SUPPLIED DATA:
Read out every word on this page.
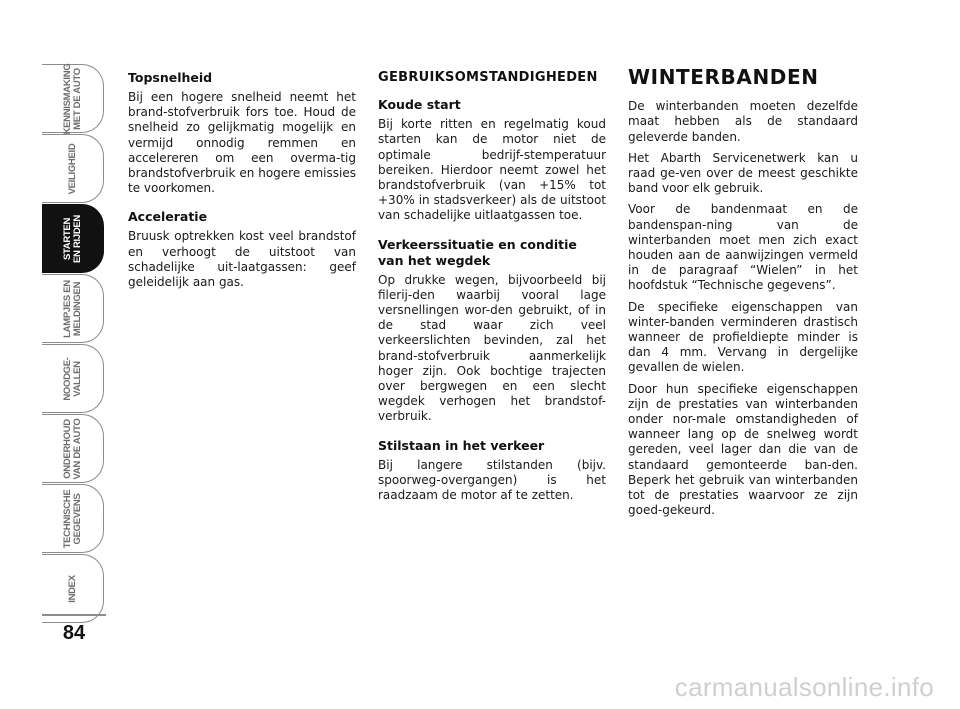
KENNISMAKING
MET DE AUTO
VEILIGHEID
STARTEN
EN RIJDEN
LAMPJES EN
MELDINGEN
NOODGE-
VALLEN
ONDERHOUD
VAN DE AUTO
TECHNISCHE
GEGEVENS
INDEX
84
Topsnelheid

Bij een hogere snelheid neemt het brand-stofverbruik fors toe. Houd de snelheid zo gelijkmatig mogelijk en vermijd onnodig remmen en accelereren om een overma-tig brandstofverbruik en hogere emissies te voorkomen.

Acceleratie

Bruusk optrekken kost veel brandstof en verhoogt de uitstoot van schadelijke uit-laatgassen: geef geleidelijk aan gas.

GEBRUIKSOMSTANDIGHEDEN
Koude start

Bij korte ritten en regelmatig koud starten kan de motor niet de optimale bedrijf-stemperatuur bereiken. Hierdoor neemt zowel het brandstofverbruik (van +15% tot +30% in stadsverkeer) als de uitstoot van schadelijke uitlaatgassen toe.

Verkeerssituatie en conditie van het wegdek

Op drukke wegen, bijvoorbeeld bij filerij-den waarbij vooral lage versnellingen wor-den gebruikt, of in de stad waar zich veel verkeerslichten bevinden, zal het brand-stofverbruik aanmerkelijk hoger zijn. Ook bochtige trajecten over bergwegen en een slecht wegdek verhogen het brandstof-verbruik.

Stilstaan in het verkeer

Bij langere stilstanden (bijv. spoorweg-overgangen) is het raadzaam de motor af te zetten.

WINTERBANDEN

De winterbanden moeten dezelfde maat hebben als de standaard geleverde banden.

Het Abarth Servicenetwerk kan u raad ge-ven over de meest geschikte band voor elk gebruik.

Voor de bandenmaat en de bandenspan-ning van de winterbanden moet men zich exact houden aan de aanwijzingen vermeld in de paragraaf “Wielen” in het hoofdstuk “Technische gegevens”.

De specifieke eigenschappen van winter-banden verminderen drastisch wanneer de profieldiepte minder is dan 4 mm. Vervang in dergelijke gevallen de wielen.

Door hun specifieke eigenschappen zijn de prestaties van winterbanden onder nor-male omstandigheden of wanneer lang op de snelweg wordt gereden, veel lager dan die van de standaard gemonteerde ban-den. Beperk het gebruik van winterbanden tot de prestaties waarvoor ze zijn goed-gekeurd.

carmanualsonline.info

INSTRUCTION: Copy the listing word for word, excluding its pictures.

OUTPUT OF THE TASK:
Read out every word on this page.
KENNISMAKING
MET DE AUTO
VEILIGHEID
STARTEN
EN RIJDEN
LAMPJES EN
MELDINGEN
NOODGE-
VALLEN
ONDERHOUD
VAN DE AUTO
TECHNISCHE
GEGEVENS
INDEX
84
Topsnelheid

Bij een hogere snelheid neemt het brand-stofverbruik fors toe. Houd de snelheid zo gelijkmatig mogelijk en vermijd onnodig remmen en accelereren om een overma-tig brandstofverbruik en hogere emissies te voorkomen.

Acceleratie

Bruusk optrekken kost veel brandstof en verhoogt de uitstoot van schadelijke uit-laatgassen: geef geleidelijk aan gas.

GEBRUIKSOMSTANDIGHEDEN
Koude start

Bij korte ritten en regelmatig koud starten kan de motor niet de optimale bedrijf-stemperatuur bereiken. Hierdoor neemt zowel het brandstofverbruik (van +15% tot +30% in stadsverkeer) als de uitstoot van schadelijke uitlaatgassen toe.

Verkeerssituatie en conditie van het wegdek

Op drukke wegen, bijvoorbeeld bij filerij-den waarbij vooral lage versnellingen wor-den gebruikt, of in de stad waar zich veel verkeerslichten bevinden, zal het brand-stofverbruik aanmerkelijk hoger zijn. Ook bochtige trajecten over bergwegen en een slecht wegdek verhogen het brandstof-verbruik.

Stilstaan in het verkeer

Bij langere stilstanden (bijv. spoorweg-overgangen) is het raadzaam de motor af te zetten.

WINTERBANDEN

De winterbanden moeten dezelfde maat hebben als de standaard geleverde banden.

Het Abarth Servicenetwerk kan u raad ge-ven over de meest geschikte band voor elk gebruik.

Voor de bandenmaat en de bandenspan-ning van de winterbanden moet men zich exact houden aan de aanwijzingen vermeld in de paragraaf “Wielen” in het hoofdstuk “Technische gegevens”.

De specifieke eigenschappen van winter-banden verminderen drastisch wanneer de profieldiepte minder is dan 4 mm. Vervang in dergelijke gevallen de wielen.

Door hun specifieke eigenschappen zijn de prestaties van winterbanden onder nor-male omstandigheden of wanneer lang op de snelweg wordt gereden, veel lager dan die van de standaard gemonteerde ban-den. Beperk het gebruik van winterbanden tot de prestaties waarvoor ze zijn goed-gekeurd.

carmanualsonline.info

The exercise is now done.